**Exercise requirements**. Copy each of these records below verbatim, line for line.

**Extracted entries**.
..............................
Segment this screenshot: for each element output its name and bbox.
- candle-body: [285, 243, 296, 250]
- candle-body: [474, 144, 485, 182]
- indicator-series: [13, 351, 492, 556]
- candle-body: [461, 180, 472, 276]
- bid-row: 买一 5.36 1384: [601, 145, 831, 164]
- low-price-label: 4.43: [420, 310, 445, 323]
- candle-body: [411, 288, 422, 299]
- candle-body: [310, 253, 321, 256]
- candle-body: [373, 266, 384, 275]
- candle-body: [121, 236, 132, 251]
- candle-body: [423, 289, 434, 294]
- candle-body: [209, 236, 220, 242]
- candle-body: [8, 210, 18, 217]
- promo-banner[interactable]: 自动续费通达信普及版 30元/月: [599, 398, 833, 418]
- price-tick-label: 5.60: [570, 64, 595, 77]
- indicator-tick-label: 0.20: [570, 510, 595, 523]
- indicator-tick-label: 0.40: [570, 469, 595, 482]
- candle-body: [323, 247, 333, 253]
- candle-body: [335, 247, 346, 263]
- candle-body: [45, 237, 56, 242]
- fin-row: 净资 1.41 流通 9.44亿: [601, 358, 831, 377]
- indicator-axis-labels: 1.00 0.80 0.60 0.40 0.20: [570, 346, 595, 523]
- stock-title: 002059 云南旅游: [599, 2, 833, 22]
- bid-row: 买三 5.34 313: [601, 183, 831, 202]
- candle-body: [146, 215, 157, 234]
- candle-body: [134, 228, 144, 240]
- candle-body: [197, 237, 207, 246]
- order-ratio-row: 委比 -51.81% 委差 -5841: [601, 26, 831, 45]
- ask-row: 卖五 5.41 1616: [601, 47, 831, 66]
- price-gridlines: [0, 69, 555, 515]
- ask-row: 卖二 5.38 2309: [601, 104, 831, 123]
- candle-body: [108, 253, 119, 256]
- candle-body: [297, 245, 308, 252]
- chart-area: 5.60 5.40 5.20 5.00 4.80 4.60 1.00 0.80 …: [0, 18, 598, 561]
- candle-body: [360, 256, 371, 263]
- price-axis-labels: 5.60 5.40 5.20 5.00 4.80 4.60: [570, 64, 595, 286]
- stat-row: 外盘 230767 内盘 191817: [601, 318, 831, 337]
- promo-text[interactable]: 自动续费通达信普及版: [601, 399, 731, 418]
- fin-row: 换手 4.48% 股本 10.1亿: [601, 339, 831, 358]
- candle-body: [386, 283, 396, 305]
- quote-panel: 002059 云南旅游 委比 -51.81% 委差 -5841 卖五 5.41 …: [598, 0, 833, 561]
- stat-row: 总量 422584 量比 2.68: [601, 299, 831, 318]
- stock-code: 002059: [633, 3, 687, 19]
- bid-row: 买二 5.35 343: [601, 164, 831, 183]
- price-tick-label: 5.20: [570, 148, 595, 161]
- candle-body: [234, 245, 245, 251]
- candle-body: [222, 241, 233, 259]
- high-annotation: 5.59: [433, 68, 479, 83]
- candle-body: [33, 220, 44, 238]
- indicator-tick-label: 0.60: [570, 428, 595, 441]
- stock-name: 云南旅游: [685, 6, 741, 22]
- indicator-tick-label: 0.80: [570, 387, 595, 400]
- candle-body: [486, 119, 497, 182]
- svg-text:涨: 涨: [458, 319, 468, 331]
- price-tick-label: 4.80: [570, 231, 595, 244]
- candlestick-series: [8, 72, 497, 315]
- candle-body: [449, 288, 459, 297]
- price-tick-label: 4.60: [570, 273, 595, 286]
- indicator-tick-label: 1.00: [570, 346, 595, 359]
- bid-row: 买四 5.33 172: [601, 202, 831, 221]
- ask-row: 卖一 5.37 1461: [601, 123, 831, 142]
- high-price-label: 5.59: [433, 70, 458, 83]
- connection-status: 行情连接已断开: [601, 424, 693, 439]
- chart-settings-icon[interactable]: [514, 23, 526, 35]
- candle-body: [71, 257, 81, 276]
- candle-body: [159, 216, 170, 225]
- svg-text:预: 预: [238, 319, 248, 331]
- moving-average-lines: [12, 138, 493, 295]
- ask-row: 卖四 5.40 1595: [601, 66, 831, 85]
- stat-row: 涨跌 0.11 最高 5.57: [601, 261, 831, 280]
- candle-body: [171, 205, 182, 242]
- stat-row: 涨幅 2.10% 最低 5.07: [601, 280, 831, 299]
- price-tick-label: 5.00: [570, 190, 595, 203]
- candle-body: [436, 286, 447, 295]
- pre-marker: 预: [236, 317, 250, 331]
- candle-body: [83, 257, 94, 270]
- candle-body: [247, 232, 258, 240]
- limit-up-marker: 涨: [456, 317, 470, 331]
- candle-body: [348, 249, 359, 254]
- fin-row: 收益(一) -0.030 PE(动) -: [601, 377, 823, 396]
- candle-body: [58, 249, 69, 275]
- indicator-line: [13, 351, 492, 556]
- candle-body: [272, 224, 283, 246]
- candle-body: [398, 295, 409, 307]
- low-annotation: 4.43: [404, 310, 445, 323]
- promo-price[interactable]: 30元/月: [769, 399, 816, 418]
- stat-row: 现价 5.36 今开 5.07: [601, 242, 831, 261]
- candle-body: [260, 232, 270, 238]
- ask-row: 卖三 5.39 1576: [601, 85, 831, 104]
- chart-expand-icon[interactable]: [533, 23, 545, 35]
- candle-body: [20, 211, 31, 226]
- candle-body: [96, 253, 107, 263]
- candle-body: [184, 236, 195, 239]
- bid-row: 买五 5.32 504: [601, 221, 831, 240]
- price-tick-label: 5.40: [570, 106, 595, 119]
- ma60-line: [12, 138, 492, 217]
..............................
**Answer for this exercise**.
Segment this screenshot: for each element output its name and bbox.
- candle-body: [285, 243, 296, 250]
- candle-body: [474, 144, 485, 182]
- indicator-series: [13, 351, 492, 556]
- candle-body: [461, 180, 472, 276]
- bid-row: 买一 5.36 1384: [601, 145, 831, 164]
- low-price-label: 4.43: [420, 310, 445, 323]
- candle-body: [411, 288, 422, 299]
- candle-body: [310, 253, 321, 256]
- candle-body: [373, 266, 384, 275]
- candle-body: [121, 236, 132, 251]
- candle-body: [423, 289, 434, 294]
- candle-body: [209, 236, 220, 242]
- candle-body: [8, 210, 18, 217]
- promo-banner[interactable]: 自动续费通达信普及版 30元/月: [599, 398, 833, 418]
- price-tick-label: 5.60: [570, 64, 595, 77]
- indicator-tick-label: 0.20: [570, 510, 595, 523]
- indicator-tick-label: 0.40: [570, 469, 595, 482]
- candle-body: [323, 247, 333, 253]
- candle-body: [335, 247, 346, 263]
- candle-body: [45, 237, 56, 242]
- fin-row: 净资 1.41 流通 9.44亿: [601, 358, 831, 377]
- indicator-axis-labels: 1.00 0.80 0.60 0.40 0.20: [570, 346, 595, 523]
- stock-title: 002059 云南旅游: [599, 2, 833, 22]
- bid-row: 买三 5.34 313: [601, 183, 831, 202]
- candle-body: [146, 215, 157, 234]
- candle-body: [134, 228, 144, 240]
- candle-body: [197, 237, 207, 246]
- order-ratio-row: 委比 -51.81% 委差 -5841: [601, 26, 831, 45]
- ask-row: 卖五 5.41 1616: [601, 47, 831, 66]
- price-gridlines: [0, 69, 555, 515]
- ask-row: 卖二 5.38 2309: [601, 104, 831, 123]
- candle-body: [108, 253, 119, 256]
- candle-body: [297, 245, 308, 252]
- chart-area: 5.60 5.40 5.20 5.00 4.80 4.60 1.00 0.80 …: [0, 18, 598, 561]
- candle-body: [360, 256, 371, 263]
- price-axis-labels: 5.60 5.40 5.20 5.00 4.80 4.60: [570, 64, 595, 286]
- stat-row: 外盘 230767 内盘 191817: [601, 318, 831, 337]
- promo-text[interactable]: 自动续费通达信普及版: [601, 399, 731, 418]
- fin-row: 换手 4.48% 股本 10.1亿: [601, 339, 831, 358]
- candle-body: [386, 283, 396, 305]
- quote-panel: 002059 云南旅游 委比 -51.81% 委差 -5841 卖五 5.41 …: [598, 0, 833, 561]
- stat-row: 总量 422584 量比 2.68: [601, 299, 831, 318]
- stock-code: 002059: [633, 3, 687, 19]
- bid-row: 买二 5.35 343: [601, 164, 831, 183]
- price-tick-label: 5.20: [570, 148, 595, 161]
- candle-body: [234, 245, 245, 251]
- candle-body: [222, 241, 233, 259]
- high-annotation: 5.59: [433, 68, 479, 83]
- candle-body: [33, 220, 44, 238]
- indicator-tick-label: 0.60: [570, 428, 595, 441]
- stock-name: 云南旅游: [685, 6, 741, 22]
- indicator-tick-label: 0.80: [570, 387, 595, 400]
- candle-body: [486, 119, 497, 182]
- svg-text:涨: 涨: [458, 319, 468, 331]
- price-tick-label: 4.80: [570, 231, 595, 244]
- candlestick-series: [8, 72, 497, 315]
- candle-body: [449, 288, 459, 297]
- price-tick-label: 4.60: [570, 273, 595, 286]
- indicator-tick-label: 1.00: [570, 346, 595, 359]
- bid-row: 买四 5.33 172: [601, 202, 831, 221]
- ask-row: 卖一 5.37 1461: [601, 123, 831, 142]
- high-price-label: 5.59: [433, 70, 458, 83]
- connection-status: 行情连接已断开: [601, 424, 693, 439]
- chart-settings-icon[interactable]: [514, 23, 526, 35]
- candle-body: [71, 257, 81, 276]
- candle-body: [159, 216, 170, 225]
- svg-text:预: 预: [238, 319, 248, 331]
- moving-average-lines: [12, 138, 493, 295]
- ask-row: 卖四 5.40 1595: [601, 66, 831, 85]
- stat-row: 涨跌 0.11 最高 5.57: [601, 261, 831, 280]
- candle-body: [171, 205, 182, 242]
- stat-row: 涨幅 2.10% 最低 5.07: [601, 280, 831, 299]
- price-tick-label: 5.00: [570, 190, 595, 203]
- candle-body: [436, 286, 447, 295]
- pre-marker: 预: [236, 317, 250, 331]
- candle-body: [83, 257, 94, 270]
- candle-body: [247, 232, 258, 240]
- limit-up-marker: 涨: [456, 317, 470, 331]
- candle-body: [348, 249, 359, 254]
- fin-row: 收益(一) -0.030 PE(动) -: [601, 377, 823, 396]
- candle-body: [58, 249, 69, 275]
- indicator-line: [13, 351, 492, 556]
- candle-body: [272, 224, 283, 246]
- candle-body: [398, 295, 409, 307]
- low-annotation: 4.43: [404, 310, 445, 323]
- promo-price[interactable]: 30元/月: [769, 399, 816, 418]
- stat-row: 现价 5.36 今开 5.07: [601, 242, 831, 261]
- candle-body: [260, 232, 270, 238]
- ask-row: 卖三 5.39 1576: [601, 85, 831, 104]
- chart-expand-icon[interactable]: [533, 23, 545, 35]
- candle-body: [20, 211, 31, 226]
- candle-body: [96, 253, 107, 263]
- candle-body: [184, 236, 195, 239]
- bid-row: 买五 5.32 504: [601, 221, 831, 240]
- price-tick-label: 5.40: [570, 106, 595, 119]
- ma60-line: [12, 138, 492, 217]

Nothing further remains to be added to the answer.